* _Data provided_
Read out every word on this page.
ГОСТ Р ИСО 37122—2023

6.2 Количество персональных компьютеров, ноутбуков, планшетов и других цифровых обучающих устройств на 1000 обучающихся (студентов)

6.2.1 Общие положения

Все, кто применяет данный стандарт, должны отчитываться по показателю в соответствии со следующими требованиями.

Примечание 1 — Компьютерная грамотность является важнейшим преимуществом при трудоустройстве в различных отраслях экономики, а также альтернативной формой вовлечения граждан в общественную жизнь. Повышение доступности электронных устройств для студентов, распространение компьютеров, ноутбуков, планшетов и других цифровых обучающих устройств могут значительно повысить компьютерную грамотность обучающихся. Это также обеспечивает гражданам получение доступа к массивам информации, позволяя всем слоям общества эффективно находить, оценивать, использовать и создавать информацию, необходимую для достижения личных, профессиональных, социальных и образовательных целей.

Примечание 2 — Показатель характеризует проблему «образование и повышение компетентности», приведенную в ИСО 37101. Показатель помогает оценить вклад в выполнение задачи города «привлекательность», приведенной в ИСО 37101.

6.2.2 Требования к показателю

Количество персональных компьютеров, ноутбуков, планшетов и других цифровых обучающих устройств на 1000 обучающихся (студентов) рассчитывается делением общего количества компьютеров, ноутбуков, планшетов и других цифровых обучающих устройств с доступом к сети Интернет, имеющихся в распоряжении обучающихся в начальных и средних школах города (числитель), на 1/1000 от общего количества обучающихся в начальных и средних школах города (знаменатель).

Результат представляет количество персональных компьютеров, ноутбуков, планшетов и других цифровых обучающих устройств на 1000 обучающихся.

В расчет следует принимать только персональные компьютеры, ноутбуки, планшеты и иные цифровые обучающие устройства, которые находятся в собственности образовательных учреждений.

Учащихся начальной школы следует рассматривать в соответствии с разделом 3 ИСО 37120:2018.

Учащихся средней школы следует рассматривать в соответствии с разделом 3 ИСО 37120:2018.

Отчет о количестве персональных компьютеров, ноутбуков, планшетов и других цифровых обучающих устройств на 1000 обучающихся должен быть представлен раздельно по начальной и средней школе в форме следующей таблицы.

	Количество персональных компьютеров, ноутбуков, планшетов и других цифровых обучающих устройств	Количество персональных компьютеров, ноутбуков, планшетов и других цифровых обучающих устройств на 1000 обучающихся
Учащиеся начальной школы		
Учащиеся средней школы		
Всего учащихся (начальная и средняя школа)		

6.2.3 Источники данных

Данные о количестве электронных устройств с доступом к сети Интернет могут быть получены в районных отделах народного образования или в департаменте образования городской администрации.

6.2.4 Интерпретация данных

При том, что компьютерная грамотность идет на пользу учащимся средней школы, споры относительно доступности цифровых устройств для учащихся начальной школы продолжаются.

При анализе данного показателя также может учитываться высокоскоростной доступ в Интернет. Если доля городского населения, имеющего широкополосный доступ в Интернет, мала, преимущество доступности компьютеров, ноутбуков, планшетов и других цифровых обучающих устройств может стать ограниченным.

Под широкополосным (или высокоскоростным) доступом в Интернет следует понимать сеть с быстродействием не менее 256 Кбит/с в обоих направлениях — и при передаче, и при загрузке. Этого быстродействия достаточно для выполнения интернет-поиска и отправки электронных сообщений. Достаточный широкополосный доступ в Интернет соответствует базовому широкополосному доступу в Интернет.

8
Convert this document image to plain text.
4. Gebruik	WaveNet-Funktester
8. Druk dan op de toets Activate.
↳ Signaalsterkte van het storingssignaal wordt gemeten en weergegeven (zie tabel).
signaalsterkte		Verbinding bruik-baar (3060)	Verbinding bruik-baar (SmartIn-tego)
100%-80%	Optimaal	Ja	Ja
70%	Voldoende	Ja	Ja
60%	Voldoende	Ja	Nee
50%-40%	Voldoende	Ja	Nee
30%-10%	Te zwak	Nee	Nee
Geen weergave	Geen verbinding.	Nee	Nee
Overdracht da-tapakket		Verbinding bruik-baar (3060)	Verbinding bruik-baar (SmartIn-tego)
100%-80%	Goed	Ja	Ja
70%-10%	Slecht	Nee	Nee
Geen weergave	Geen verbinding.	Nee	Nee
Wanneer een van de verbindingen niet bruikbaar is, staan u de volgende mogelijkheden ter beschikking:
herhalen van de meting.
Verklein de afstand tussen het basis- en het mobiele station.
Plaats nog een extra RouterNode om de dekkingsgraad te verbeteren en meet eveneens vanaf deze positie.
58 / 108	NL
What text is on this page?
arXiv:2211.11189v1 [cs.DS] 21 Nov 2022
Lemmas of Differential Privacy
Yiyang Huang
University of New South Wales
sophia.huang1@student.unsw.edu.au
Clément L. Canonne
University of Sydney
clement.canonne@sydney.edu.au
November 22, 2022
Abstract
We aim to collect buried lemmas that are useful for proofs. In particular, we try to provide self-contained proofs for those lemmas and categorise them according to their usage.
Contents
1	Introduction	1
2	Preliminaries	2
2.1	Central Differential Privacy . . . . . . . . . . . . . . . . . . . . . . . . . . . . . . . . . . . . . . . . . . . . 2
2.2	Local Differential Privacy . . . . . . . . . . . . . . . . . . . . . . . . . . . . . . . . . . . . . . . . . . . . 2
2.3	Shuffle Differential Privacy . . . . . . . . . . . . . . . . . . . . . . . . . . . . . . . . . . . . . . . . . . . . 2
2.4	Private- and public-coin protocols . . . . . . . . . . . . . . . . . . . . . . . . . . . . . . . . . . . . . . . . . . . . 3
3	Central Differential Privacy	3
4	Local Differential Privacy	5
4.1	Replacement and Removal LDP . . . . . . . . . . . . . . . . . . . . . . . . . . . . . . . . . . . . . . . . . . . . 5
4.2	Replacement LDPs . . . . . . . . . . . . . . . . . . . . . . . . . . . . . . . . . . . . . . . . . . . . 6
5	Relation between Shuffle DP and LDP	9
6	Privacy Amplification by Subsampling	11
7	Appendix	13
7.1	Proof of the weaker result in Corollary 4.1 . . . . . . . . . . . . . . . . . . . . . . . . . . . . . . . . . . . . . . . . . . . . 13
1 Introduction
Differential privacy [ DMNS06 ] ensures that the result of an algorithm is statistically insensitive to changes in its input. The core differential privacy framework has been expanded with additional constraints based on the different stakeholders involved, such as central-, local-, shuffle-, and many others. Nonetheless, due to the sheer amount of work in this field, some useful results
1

* _Request_
Look through the entries and find each line that has the string "text". Copy those lines.

* _Solution_
Convert this document image to plain text.
What text is on this page?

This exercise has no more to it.